[Stored data]
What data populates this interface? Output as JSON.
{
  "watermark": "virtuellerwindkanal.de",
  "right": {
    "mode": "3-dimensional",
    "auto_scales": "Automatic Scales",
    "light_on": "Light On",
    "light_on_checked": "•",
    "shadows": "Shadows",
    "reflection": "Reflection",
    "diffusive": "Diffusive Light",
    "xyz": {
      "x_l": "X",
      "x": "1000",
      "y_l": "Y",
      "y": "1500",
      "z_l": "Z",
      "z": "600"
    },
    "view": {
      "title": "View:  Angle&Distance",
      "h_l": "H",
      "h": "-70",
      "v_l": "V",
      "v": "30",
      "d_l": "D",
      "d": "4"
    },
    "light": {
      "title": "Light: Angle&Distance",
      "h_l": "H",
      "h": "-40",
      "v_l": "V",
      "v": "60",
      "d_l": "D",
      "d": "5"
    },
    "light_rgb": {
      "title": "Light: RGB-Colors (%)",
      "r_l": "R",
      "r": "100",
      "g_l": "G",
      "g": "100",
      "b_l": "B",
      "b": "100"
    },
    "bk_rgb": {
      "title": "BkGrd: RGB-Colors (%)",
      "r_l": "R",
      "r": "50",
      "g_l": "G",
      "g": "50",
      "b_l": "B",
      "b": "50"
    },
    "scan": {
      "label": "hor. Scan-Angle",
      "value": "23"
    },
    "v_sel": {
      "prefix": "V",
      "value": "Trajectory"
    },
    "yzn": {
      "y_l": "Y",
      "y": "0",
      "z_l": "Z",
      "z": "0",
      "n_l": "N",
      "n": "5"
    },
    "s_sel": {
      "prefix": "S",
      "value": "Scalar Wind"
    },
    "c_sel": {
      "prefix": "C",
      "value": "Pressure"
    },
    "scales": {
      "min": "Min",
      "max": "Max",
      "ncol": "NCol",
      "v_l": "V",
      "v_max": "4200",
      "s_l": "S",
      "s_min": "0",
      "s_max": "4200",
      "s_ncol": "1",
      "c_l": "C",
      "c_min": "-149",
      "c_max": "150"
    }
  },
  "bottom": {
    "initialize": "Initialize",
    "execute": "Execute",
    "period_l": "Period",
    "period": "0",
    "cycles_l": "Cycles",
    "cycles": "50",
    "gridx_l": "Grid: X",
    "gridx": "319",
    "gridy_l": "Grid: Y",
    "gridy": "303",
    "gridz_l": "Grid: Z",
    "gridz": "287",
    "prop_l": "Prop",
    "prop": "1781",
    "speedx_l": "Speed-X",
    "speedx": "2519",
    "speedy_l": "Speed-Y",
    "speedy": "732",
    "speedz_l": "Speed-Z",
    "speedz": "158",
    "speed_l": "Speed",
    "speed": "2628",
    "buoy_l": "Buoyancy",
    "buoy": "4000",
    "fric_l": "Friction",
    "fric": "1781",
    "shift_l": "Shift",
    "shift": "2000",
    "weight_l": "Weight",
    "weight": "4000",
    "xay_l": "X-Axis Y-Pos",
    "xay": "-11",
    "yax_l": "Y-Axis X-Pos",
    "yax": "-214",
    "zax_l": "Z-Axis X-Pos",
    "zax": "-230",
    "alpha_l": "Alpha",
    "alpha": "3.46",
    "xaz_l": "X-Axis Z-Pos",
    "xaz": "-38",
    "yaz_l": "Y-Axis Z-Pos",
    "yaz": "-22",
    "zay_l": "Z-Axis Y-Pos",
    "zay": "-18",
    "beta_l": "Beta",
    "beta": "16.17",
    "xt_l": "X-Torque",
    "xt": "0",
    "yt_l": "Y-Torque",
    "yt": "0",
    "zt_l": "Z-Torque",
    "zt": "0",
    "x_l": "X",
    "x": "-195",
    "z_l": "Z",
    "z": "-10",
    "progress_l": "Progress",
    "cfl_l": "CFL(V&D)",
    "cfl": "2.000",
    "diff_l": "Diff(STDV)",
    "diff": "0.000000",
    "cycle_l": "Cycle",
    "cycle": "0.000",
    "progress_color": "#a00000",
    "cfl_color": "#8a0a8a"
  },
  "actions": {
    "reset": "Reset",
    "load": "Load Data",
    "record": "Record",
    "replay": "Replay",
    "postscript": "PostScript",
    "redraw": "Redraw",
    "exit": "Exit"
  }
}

## YOUR INSTRUCTIONS
Find and copy every line in the entries above where the string "title" occurs.

## SOLUTION TO THIS TASK
      "title": "View:  Angle&Distance",
      "title": "Light: Angle&Distance",
      "title": "Light: RGB-Colors (%)",
      "title": "BkGrd: RGB-Colors (%)",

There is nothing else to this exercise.